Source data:
— begin —

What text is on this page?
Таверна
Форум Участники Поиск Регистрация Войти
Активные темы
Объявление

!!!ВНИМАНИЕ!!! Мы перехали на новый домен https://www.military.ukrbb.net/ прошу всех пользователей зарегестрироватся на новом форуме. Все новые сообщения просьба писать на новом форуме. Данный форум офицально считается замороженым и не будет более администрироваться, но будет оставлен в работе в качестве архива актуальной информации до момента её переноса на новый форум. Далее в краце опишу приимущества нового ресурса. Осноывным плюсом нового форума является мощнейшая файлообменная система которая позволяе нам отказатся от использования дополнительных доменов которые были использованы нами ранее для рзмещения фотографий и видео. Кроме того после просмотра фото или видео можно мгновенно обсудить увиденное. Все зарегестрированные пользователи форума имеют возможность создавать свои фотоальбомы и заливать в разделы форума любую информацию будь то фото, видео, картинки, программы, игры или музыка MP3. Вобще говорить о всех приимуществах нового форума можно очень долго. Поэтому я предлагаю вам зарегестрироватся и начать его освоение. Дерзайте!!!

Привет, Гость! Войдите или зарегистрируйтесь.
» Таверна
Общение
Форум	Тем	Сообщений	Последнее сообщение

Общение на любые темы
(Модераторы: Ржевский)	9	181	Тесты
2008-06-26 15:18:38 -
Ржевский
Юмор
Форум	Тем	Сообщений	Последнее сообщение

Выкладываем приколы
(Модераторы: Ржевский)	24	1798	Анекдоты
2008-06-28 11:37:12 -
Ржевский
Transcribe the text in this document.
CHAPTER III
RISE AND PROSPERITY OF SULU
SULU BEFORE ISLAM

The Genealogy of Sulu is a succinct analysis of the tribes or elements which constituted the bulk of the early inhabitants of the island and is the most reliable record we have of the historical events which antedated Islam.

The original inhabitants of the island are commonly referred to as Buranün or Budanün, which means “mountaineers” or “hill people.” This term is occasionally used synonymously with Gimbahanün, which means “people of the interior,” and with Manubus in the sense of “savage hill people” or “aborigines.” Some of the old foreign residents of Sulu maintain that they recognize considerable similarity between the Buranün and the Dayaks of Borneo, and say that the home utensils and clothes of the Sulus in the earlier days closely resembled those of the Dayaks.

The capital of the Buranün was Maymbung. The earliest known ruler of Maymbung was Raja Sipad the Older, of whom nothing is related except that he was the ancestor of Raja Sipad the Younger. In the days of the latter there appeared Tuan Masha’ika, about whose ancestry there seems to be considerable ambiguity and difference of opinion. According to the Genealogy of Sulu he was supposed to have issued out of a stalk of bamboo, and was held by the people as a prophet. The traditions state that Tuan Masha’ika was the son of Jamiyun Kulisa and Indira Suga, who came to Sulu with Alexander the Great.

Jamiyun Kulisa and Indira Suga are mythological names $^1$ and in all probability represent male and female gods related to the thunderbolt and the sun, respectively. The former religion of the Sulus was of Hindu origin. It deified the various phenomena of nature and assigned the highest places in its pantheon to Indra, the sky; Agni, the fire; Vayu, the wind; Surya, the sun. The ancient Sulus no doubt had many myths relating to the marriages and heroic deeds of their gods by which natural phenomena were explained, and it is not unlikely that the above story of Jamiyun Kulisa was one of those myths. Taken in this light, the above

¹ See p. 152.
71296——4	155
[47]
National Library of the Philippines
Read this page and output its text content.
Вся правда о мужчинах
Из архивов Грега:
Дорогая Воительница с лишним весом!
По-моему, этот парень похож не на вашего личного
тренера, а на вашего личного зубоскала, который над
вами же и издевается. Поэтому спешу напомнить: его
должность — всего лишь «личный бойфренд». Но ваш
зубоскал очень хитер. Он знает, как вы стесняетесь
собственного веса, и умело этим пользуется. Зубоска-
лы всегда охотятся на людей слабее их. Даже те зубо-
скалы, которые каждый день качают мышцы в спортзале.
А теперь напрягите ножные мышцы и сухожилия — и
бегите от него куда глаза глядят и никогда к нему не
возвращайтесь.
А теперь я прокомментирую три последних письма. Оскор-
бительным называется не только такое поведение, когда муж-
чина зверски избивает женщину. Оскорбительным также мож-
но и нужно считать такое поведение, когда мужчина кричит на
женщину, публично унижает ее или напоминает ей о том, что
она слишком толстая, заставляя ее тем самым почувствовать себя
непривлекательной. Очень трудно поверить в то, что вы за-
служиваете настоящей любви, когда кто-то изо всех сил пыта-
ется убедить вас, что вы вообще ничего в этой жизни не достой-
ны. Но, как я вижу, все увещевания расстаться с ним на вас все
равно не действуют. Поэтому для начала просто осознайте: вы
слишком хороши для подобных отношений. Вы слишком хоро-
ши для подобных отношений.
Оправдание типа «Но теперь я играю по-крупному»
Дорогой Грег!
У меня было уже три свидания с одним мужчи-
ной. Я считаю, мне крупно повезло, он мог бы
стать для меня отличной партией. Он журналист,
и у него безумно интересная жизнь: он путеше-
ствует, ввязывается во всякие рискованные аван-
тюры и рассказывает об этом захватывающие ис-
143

— end —

= Your goal =
Retype the material in full. Each word must match.

= Reply to the exercise =
What text is on this page?
Таверна
Форум Участники Поиск Регистрация Войти
Активные темы
Объявление

!!!ВНИМАНИЕ!!! Мы перехали на новый домен https://www.military.ukrbb.net/ прошу всех пользователей зарегестрироватся на новом форуме. Все новые сообщения просьба писать на новом форуме. Данный форум офицально считается замороженым и не будет более администрироваться, но будет оставлен в работе в качестве архива актуальной информации до момента её переноса на новый форум. Далее в краце опишу приимущества нового ресурса. Осноывным плюсом нового форума является мощнейшая файлообменная система которая позволяе нам отказатся от использования дополнительных доменов которые были использованы нами ранее для рзмещения фотографий и видео. Кроме того после просмотра фото или видео можно мгновенно обсудить увиденное. Все зарегестрированные пользователи форума имеют возможность создавать свои фотоальбомы и заливать в разделы форума любую информацию будь то фото, видео, картинки, программы, игры или музыка MP3. Вобще говорить о всех приимуществах нового форума можно очень долго. Поэтому я предлагаю вам зарегестрироватся и начать его освоение. Дерзайте!!!

Привет, Гость! Войдите или зарегистрируйтесь.
» Таверна
Общение
Форум	Тем	Сообщений	Последнее сообщение

Общение на любые темы
(Модераторы: Ржевский)	9	181	Тесты
2008-06-26 15:18:38 -
Ржевский
Юмор
Форум	Тем	Сообщений	Последнее сообщение

Выкладываем приколы
(Модераторы: Ржевский)	24	1798	Анекдоты
2008-06-28 11:37:12 -
Ржевский
Transcribe the text in this document.
CHAPTER III
RISE AND PROSPERITY OF SULU
SULU BEFORE ISLAM

The Genealogy of Sulu is a succinct analysis of the tribes or elements which constituted the bulk of the early inhabitants of the island and is the most reliable record we have of the historical events which antedated Islam.

The original inhabitants of the island are commonly referred to as Buranün or Budanün, which means “mountaineers” or “hill people.” This term is occasionally used synonymously with Gimbahanün, which means “people of the interior,” and with Manubus in the sense of “savage hill people” or “aborigines.” Some of the old foreign residents of Sulu maintain that they recognize considerable similarity between the Buranün and the Dayaks of Borneo, and say that the home utensils and clothes of the Sulus in the earlier days closely resembled those of the Dayaks.

The capital of the Buranün was Maymbung. The earliest known ruler of Maymbung was Raja Sipad the Older, of whom nothing is related except that he was the ancestor of Raja Sipad the Younger. In the days of the latter there appeared Tuan Masha’ika, about whose ancestry there seems to be considerable ambiguity and difference of opinion. According to the Genealogy of Sulu he was supposed to have issued out of a stalk of bamboo, and was held by the people as a prophet. The traditions state that Tuan Masha’ika was the son of Jamiyun Kulisa and Indira Suga, who came to Sulu with Alexander the Great.

Jamiyun Kulisa and Indira Suga are mythological names $^1$ and in all probability represent male and female gods related to the thunderbolt and the sun, respectively. The former religion of the Sulus was of Hindu origin. It deified the various phenomena of nature and assigned the highest places in its pantheon to Indra, the sky; Agni, the fire; Vayu, the wind; Surya, the sun. The ancient Sulus no doubt had many myths relating to the marriages and heroic deeds of their gods by which natural phenomena were explained, and it is not unlikely that the above story of Jamiyun Kulisa was one of those myths. Taken in this light, the above

¹ See p. 152.
71296——4	155
[47]
National Library of the Philippines
Read this page and output its text content.
Вся правда о мужчинах
Из архивов Грега:
Дорогая Воительница с лишним весом!
По-моему, этот парень похож не на вашего личного
тренера, а на вашего личного зубоскала, который над
вами же и издевается. Поэтому спешу напомнить: его
должность — всего лишь «личный бойфренд». Но ваш
зубоскал очень хитер. Он знает, как вы стесняетесь
собственного веса, и умело этим пользуется. Зубоска-
лы всегда охотятся на людей слабее их. Даже те зубо-
скалы, которые каждый день качают мышцы в спортзале.
А теперь напрягите ножные мышцы и сухожилия — и
бегите от него куда глаза глядят и никогда к нему не
возвращайтесь.
А теперь я прокомментирую три последних письма. Оскор-
бительным называется не только такое поведение, когда муж-
чина зверски избивает женщину. Оскорбительным также мож-
но и нужно считать такое поведение, когда мужчина кричит на
женщину, публично унижает ее или напоминает ей о том, что
она слишком толстая, заставляя ее тем самым почувствовать себя
непривлекательной. Очень трудно поверить в то, что вы за-
служиваете настоящей любви, когда кто-то изо всех сил пыта-
ется убедить вас, что вы вообще ничего в этой жизни не достой-
ны. Но, как я вижу, все увещевания расстаться с ним на вас все
равно не действуют. Поэтому для начала просто осознайте: вы
слишком хороши для подобных отношений. Вы слишком хоро-
ши для подобных отношений.
Оправдание типа «Но теперь я играю по-крупному»
Дорогой Грег!
У меня было уже три свидания с одним мужчи-
ной. Я считаю, мне крупно повезло, он мог бы
стать для меня отличной партией. Он журналист,
и у него безумно интересная жизнь: он путеше-
ствует, ввязывается во всякие рискованные аван-
тюры и рассказывает об этом захватывающие ис-
143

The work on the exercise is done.